**WRITTEN TASK**
Pick out every line of the listing that contains the word "water", and copy each one in full. Case counts.

[start INPUT RECORDS]

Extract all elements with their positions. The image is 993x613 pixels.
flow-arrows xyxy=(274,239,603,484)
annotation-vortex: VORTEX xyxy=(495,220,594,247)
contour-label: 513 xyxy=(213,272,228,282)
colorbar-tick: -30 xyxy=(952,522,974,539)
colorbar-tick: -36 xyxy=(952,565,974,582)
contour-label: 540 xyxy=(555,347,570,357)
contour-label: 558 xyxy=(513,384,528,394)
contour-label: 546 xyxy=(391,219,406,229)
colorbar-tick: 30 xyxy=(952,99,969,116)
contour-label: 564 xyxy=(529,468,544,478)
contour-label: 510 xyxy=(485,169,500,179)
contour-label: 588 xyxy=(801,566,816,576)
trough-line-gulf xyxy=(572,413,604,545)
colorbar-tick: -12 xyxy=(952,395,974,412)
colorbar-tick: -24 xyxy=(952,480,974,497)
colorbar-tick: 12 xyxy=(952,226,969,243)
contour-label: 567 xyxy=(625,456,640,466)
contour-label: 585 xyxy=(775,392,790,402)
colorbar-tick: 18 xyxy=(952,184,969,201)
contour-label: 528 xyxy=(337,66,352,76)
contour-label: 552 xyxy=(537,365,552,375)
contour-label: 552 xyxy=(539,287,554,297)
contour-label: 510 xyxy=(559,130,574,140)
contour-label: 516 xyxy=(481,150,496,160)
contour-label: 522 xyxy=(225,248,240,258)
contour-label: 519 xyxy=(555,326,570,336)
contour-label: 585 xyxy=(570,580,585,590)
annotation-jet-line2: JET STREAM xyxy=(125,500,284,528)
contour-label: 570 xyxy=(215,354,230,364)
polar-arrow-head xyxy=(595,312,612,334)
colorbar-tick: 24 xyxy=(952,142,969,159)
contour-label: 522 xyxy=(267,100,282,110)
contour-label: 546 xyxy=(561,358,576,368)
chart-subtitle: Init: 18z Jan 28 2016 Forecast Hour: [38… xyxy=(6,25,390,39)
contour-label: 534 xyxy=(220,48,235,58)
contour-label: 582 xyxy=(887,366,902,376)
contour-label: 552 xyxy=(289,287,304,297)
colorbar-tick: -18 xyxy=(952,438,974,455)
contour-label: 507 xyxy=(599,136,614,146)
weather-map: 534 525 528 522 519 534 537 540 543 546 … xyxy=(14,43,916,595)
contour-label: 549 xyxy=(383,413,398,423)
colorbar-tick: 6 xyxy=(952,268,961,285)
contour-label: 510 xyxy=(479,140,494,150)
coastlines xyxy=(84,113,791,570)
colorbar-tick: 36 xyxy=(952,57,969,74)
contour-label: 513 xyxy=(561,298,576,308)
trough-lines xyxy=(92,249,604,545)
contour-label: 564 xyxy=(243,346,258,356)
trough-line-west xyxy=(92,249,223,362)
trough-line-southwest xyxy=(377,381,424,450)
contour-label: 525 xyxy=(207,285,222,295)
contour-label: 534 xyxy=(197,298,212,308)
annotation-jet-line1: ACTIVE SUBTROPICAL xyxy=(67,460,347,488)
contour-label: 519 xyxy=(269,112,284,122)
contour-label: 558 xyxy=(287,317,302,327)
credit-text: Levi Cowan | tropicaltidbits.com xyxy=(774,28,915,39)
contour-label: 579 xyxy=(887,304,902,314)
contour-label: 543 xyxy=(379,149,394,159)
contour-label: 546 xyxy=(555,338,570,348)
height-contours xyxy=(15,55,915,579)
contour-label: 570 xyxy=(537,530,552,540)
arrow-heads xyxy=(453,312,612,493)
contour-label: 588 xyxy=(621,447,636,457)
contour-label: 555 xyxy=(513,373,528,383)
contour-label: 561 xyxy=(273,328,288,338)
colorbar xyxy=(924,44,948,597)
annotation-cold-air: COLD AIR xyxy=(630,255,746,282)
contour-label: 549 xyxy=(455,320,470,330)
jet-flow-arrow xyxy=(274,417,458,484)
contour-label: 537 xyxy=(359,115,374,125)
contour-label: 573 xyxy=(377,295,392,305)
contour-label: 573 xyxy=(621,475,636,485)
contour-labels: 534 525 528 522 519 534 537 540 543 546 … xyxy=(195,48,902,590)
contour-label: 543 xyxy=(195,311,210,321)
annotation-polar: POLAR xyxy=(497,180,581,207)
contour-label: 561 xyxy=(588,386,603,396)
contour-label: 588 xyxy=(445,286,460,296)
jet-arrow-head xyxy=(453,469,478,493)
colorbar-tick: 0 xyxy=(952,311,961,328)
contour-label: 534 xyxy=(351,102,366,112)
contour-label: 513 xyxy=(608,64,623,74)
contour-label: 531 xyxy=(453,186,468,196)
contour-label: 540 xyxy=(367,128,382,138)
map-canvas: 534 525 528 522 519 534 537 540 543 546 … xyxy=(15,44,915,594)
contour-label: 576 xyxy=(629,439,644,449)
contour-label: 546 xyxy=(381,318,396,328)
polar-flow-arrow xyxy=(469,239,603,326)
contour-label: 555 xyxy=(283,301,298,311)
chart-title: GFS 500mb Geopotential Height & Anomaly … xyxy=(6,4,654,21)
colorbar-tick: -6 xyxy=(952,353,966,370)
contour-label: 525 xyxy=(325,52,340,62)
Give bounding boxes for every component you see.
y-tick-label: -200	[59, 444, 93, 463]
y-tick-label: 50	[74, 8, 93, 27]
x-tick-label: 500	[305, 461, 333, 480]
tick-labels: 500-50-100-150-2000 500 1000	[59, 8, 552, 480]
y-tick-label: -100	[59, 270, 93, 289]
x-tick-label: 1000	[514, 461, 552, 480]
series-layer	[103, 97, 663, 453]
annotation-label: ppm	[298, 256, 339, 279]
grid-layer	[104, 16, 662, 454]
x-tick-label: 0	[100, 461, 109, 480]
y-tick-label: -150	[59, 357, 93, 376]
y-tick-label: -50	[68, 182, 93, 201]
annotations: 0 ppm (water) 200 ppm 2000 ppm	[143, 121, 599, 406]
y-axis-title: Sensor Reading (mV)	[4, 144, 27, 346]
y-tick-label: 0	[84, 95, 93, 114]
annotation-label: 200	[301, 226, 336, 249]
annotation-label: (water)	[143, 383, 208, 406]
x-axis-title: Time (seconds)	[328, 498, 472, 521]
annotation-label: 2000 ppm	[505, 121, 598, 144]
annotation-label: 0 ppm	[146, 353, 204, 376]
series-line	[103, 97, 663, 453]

[end INPUT RECORDS]

**ANSWER TO THE TASK**
annotations: 0 ppm (water) 200 ppm 2000 ppm	[143, 121, 599, 406]
annotation-label: (water)	[143, 383, 208, 406]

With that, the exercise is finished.